The problem: Leave out the pictures and transcribe everything else exactly.

Given records:

BEGIN

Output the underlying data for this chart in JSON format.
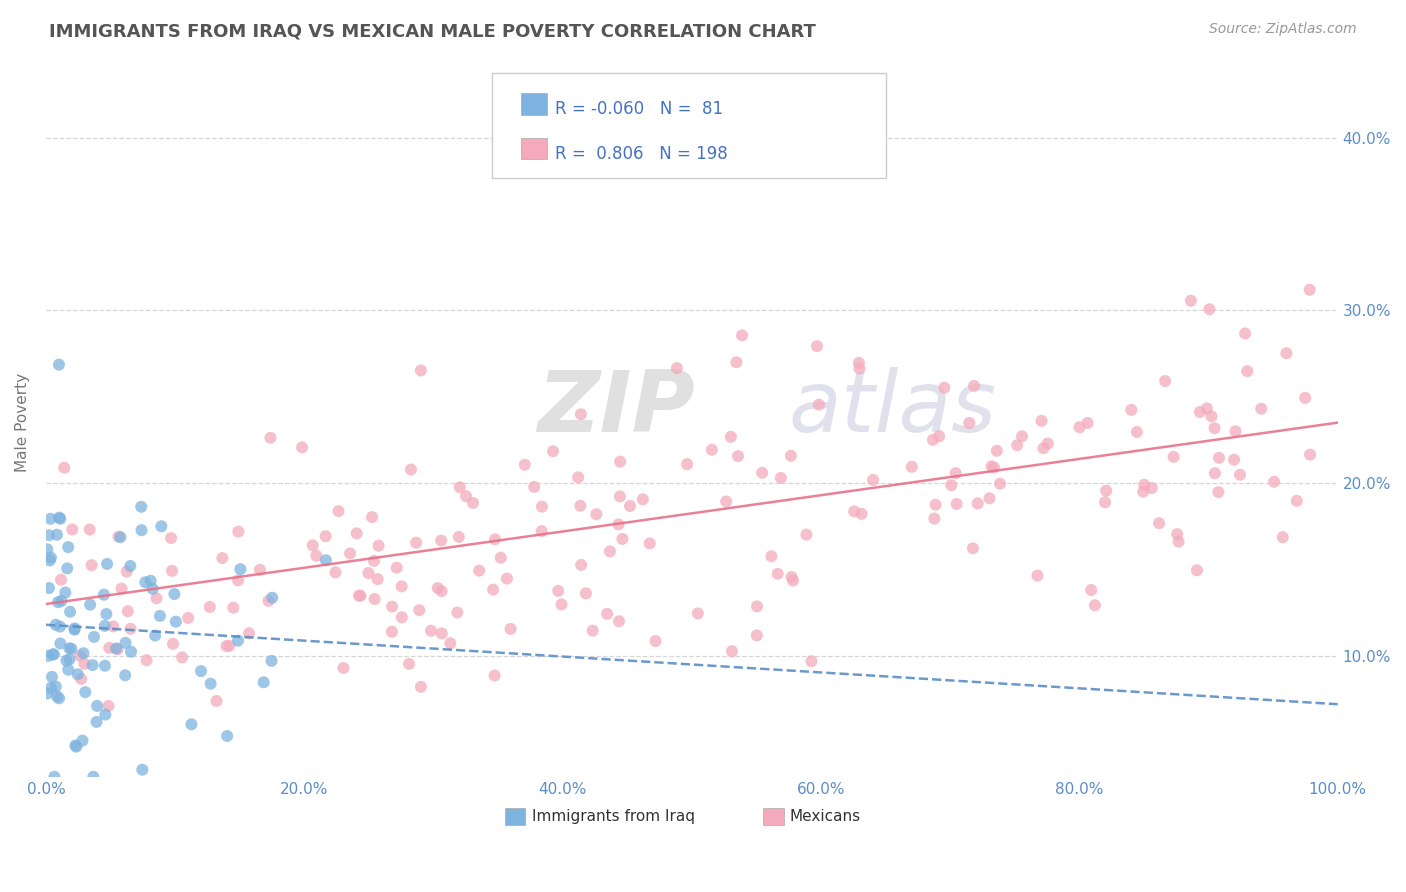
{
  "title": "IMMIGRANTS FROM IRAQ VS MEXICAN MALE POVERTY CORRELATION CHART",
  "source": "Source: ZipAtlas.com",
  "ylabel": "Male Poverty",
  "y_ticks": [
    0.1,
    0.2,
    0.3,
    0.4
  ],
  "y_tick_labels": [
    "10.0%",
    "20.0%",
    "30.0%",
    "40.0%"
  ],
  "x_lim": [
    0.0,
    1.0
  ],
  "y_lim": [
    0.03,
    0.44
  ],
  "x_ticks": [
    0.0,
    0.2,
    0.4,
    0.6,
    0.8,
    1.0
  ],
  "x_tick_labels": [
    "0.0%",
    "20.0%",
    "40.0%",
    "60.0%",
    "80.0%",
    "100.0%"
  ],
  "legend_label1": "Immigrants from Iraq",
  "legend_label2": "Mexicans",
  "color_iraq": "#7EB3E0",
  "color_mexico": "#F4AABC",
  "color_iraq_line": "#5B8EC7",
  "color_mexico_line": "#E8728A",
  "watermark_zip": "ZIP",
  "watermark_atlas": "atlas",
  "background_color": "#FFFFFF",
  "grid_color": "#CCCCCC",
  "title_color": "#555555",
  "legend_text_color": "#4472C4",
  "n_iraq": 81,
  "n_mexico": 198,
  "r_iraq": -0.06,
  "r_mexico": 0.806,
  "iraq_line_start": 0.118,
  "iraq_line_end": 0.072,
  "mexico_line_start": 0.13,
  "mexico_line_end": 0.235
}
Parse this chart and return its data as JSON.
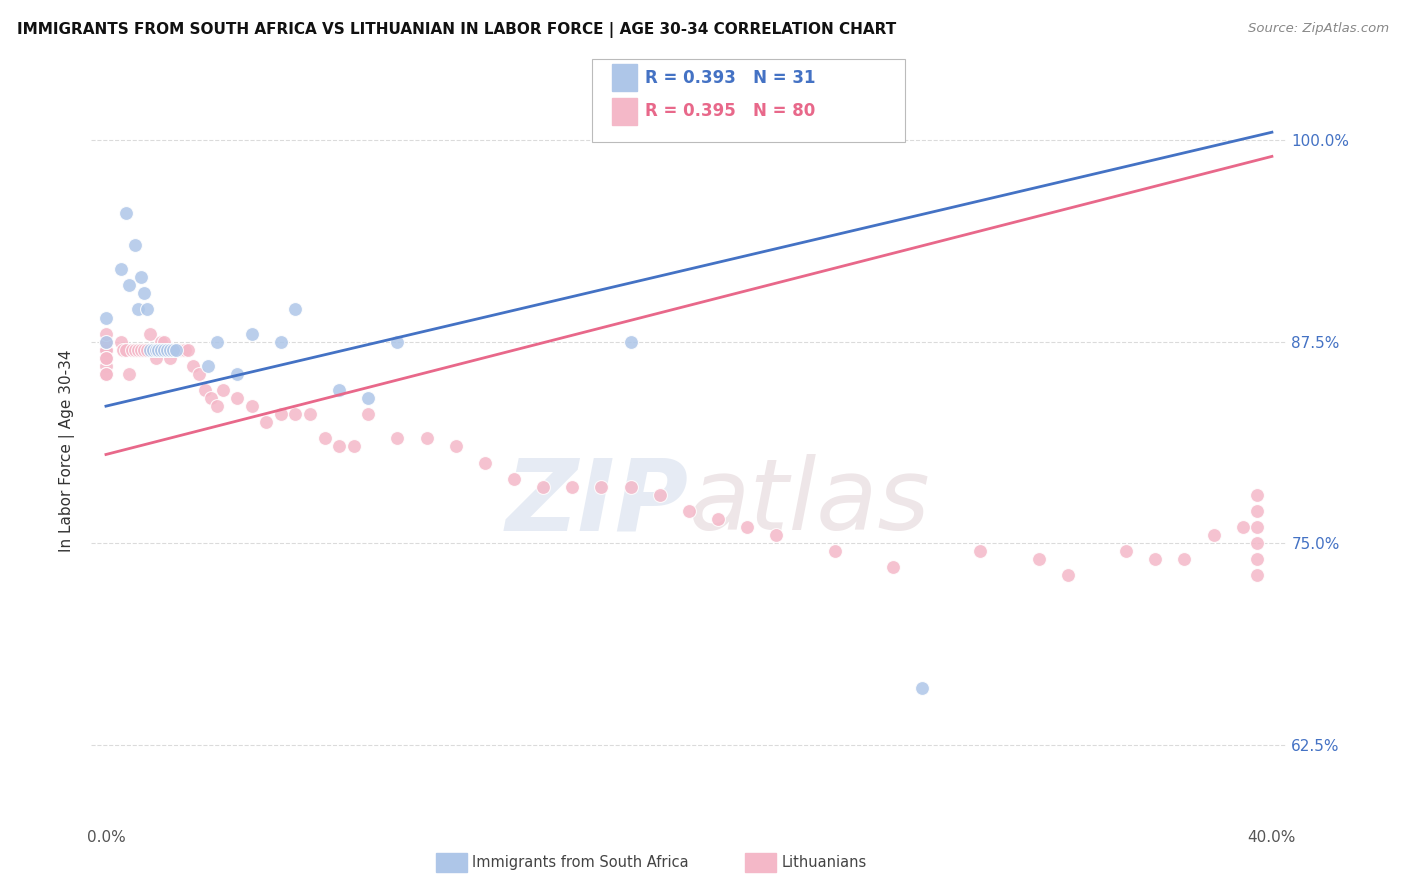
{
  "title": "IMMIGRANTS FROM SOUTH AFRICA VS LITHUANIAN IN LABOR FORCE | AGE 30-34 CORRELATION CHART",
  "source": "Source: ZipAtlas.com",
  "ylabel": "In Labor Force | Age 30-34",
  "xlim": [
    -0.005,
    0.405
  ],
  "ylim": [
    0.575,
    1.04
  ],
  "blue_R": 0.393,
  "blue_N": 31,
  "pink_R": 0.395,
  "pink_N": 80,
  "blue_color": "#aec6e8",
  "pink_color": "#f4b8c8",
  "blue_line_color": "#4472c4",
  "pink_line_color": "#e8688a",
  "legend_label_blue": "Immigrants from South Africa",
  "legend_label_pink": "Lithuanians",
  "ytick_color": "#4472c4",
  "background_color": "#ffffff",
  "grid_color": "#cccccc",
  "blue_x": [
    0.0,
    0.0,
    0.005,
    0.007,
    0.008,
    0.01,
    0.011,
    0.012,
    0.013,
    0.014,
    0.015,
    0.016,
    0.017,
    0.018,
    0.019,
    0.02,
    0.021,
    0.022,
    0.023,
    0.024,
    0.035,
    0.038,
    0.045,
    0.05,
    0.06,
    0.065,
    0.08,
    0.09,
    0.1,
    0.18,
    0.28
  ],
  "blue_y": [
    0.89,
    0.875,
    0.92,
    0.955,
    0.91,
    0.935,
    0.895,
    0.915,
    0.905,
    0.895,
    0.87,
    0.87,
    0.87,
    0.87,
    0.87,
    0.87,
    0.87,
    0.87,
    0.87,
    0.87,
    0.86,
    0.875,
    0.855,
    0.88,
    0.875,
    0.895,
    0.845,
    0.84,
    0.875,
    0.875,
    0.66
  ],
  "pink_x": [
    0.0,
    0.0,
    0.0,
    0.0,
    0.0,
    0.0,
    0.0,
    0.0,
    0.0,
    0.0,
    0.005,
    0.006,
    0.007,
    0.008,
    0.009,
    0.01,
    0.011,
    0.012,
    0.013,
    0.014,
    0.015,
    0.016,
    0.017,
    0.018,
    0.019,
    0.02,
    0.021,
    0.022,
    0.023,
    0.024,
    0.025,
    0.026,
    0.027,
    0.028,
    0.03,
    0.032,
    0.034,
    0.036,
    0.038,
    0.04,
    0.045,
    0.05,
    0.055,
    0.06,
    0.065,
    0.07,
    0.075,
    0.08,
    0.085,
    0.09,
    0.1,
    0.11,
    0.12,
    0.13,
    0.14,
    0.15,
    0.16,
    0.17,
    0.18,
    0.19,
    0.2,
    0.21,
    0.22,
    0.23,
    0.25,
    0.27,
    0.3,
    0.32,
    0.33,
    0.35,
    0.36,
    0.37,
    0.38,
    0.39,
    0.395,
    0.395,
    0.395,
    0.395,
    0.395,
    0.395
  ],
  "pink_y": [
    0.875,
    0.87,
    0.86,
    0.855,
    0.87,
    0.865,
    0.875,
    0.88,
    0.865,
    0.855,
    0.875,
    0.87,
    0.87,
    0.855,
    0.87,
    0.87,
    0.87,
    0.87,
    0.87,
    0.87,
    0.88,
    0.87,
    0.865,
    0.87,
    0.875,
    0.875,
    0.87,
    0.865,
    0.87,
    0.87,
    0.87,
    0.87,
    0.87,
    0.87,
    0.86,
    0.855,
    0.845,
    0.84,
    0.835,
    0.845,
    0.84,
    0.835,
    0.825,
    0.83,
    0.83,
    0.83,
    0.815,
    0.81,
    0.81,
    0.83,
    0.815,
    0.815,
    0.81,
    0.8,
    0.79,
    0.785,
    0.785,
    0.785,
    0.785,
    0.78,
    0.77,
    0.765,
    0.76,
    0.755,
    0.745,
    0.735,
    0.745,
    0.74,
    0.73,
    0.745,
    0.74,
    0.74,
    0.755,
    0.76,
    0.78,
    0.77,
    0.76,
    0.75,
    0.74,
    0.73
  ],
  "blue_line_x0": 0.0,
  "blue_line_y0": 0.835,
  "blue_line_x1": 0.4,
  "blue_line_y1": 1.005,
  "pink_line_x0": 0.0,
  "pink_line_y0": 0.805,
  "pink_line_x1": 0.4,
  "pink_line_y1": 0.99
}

END

Response to the task:
Output the underlying data for this chart in JSON format.
{
  "title": "IMMIGRANTS FROM IRAQ VS MEXICAN MALE POVERTY CORRELATION CHART",
  "source": "Source: ZipAtlas.com",
  "ylabel": "Male Poverty",
  "y_ticks": [
    0.1,
    0.2,
    0.3,
    0.4
  ],
  "y_tick_labels": [
    "10.0%",
    "20.0%",
    "30.0%",
    "40.0%"
  ],
  "x_lim": [
    0.0,
    1.0
  ],
  "y_lim": [
    0.03,
    0.44
  ],
  "x_ticks": [
    0.0,
    0.2,
    0.4,
    0.6,
    0.8,
    1.0
  ],
  "x_tick_labels": [
    "0.0%",
    "20.0%",
    "40.0%",
    "60.0%",
    "80.0%",
    "100.0%"
  ],
  "legend_label1": "Immigrants from Iraq",
  "legend_label2": "Mexicans",
  "color_iraq": "#7EB3E0",
  "color_mexico": "#F4AABC",
  "color_iraq_line": "#5B8EC7",
  "color_mexico_line": "#E8728A",
  "watermark_zip": "ZIP",
  "watermark_atlas": "atlas",
  "background_color": "#FFFFFF",
  "grid_color": "#CCCCCC",
  "title_color": "#555555",
  "legend_text_color": "#4472C4",
  "n_iraq": 81,
  "n_mexico": 198,
  "r_iraq": -0.06,
  "r_mexico": 0.806,
  "iraq_line_start": 0.118,
  "iraq_line_end": 0.072,
  "mexico_line_start": 0.13,
  "mexico_line_end": 0.235
}
Parse this chart and return its data as JSON.
{
  "title": "IMMIGRANTS FROM SOUTH AFRICA VS LITHUANIAN IN LABOR FORCE | AGE 30-34 CORRELATION CHART",
  "source": "Source: ZipAtlas.com",
  "ylabel": "In Labor Force | Age 30-34",
  "xlim": [
    -0.005,
    0.405
  ],
  "ylim": [
    0.575,
    1.04
  ],
  "blue_R": 0.393,
  "blue_N": 31,
  "pink_R": 0.395,
  "pink_N": 80,
  "blue_color": "#aec6e8",
  "pink_color": "#f4b8c8",
  "blue_line_color": "#4472c4",
  "pink_line_color": "#e8688a",
  "legend_label_blue": "Immigrants from South Africa",
  "legend_label_pink": "Lithuanians",
  "ytick_color": "#4472c4",
  "background_color": "#ffffff",
  "grid_color": "#cccccc",
  "blue_x": [
    0.0,
    0.0,
    0.005,
    0.007,
    0.008,
    0.01,
    0.011,
    0.012,
    0.013,
    0.014,
    0.015,
    0.016,
    0.017,
    0.018,
    0.019,
    0.02,
    0.021,
    0.022,
    0.023,
    0.024,
    0.035,
    0.038,
    0.045,
    0.05,
    0.06,
    0.065,
    0.08,
    0.09,
    0.1,
    0.18,
    0.28
  ],
  "blue_y": [
    0.89,
    0.875,
    0.92,
    0.955,
    0.91,
    0.935,
    0.895,
    0.915,
    0.905,
    0.895,
    0.87,
    0.87,
    0.87,
    0.87,
    0.87,
    0.87,
    0.87,
    0.87,
    0.87,
    0.87,
    0.86,
    0.875,
    0.855,
    0.88,
    0.875,
    0.895,
    0.845,
    0.84,
    0.875,
    0.875,
    0.66
  ],
  "pink_x": [
    0.0,
    0.0,
    0.0,
    0.0,
    0.0,
    0.0,
    0.0,
    0.0,
    0.0,
    0.0,
    0.005,
    0.006,
    0.007,
    0.008,
    0.009,
    0.01,
    0.011,
    0.012,
    0.013,
    0.014,
    0.015,
    0.016,
    0.017,
    0.018,
    0.019,
    0.02,
    0.021,
    0.022,
    0.023,
    0.024,
    0.025,
    0.026,
    0.027,
    0.028,
    0.03,
    0.032,
    0.034,
    0.036,
    0.038,
    0.04,
    0.045,
    0.05,
    0.055,
    0.06,
    0.065,
    0.07,
    0.075,
    0.08,
    0.085,
    0.09,
    0.1,
    0.11,
    0.12,
    0.13,
    0.14,
    0.15,
    0.16,
    0.17,
    0.18,
    0.19,
    0.2,
    0.21,
    0.22,
    0.23,
    0.25,
    0.27,
    0.3,
    0.32,
    0.33,
    0.35,
    0.36,
    0.37,
    0.38,
    0.39,
    0.395,
    0.395,
    0.395,
    0.395,
    0.395,
    0.395
  ],
  "pink_y": [
    0.875,
    0.87,
    0.86,
    0.855,
    0.87,
    0.865,
    0.875,
    0.88,
    0.865,
    0.855,
    0.875,
    0.87,
    0.87,
    0.855,
    0.87,
    0.87,
    0.87,
    0.87,
    0.87,
    0.87,
    0.88,
    0.87,
    0.865,
    0.87,
    0.875,
    0.875,
    0.87,
    0.865,
    0.87,
    0.87,
    0.87,
    0.87,
    0.87,
    0.87,
    0.86,
    0.855,
    0.845,
    0.84,
    0.835,
    0.845,
    0.84,
    0.835,
    0.825,
    0.83,
    0.83,
    0.83,
    0.815,
    0.81,
    0.81,
    0.83,
    0.815,
    0.815,
    0.81,
    0.8,
    0.79,
    0.785,
    0.785,
    0.785,
    0.785,
    0.78,
    0.77,
    0.765,
    0.76,
    0.755,
    0.745,
    0.735,
    0.745,
    0.74,
    0.73,
    0.745,
    0.74,
    0.74,
    0.755,
    0.76,
    0.78,
    0.77,
    0.76,
    0.75,
    0.74,
    0.73
  ],
  "blue_line_x0": 0.0,
  "blue_line_y0": 0.835,
  "blue_line_x1": 0.4,
  "blue_line_y1": 1.005,
  "pink_line_x0": 0.0,
  "pink_line_y0": 0.805,
  "pink_line_x1": 0.4,
  "pink_line_y1": 0.99
}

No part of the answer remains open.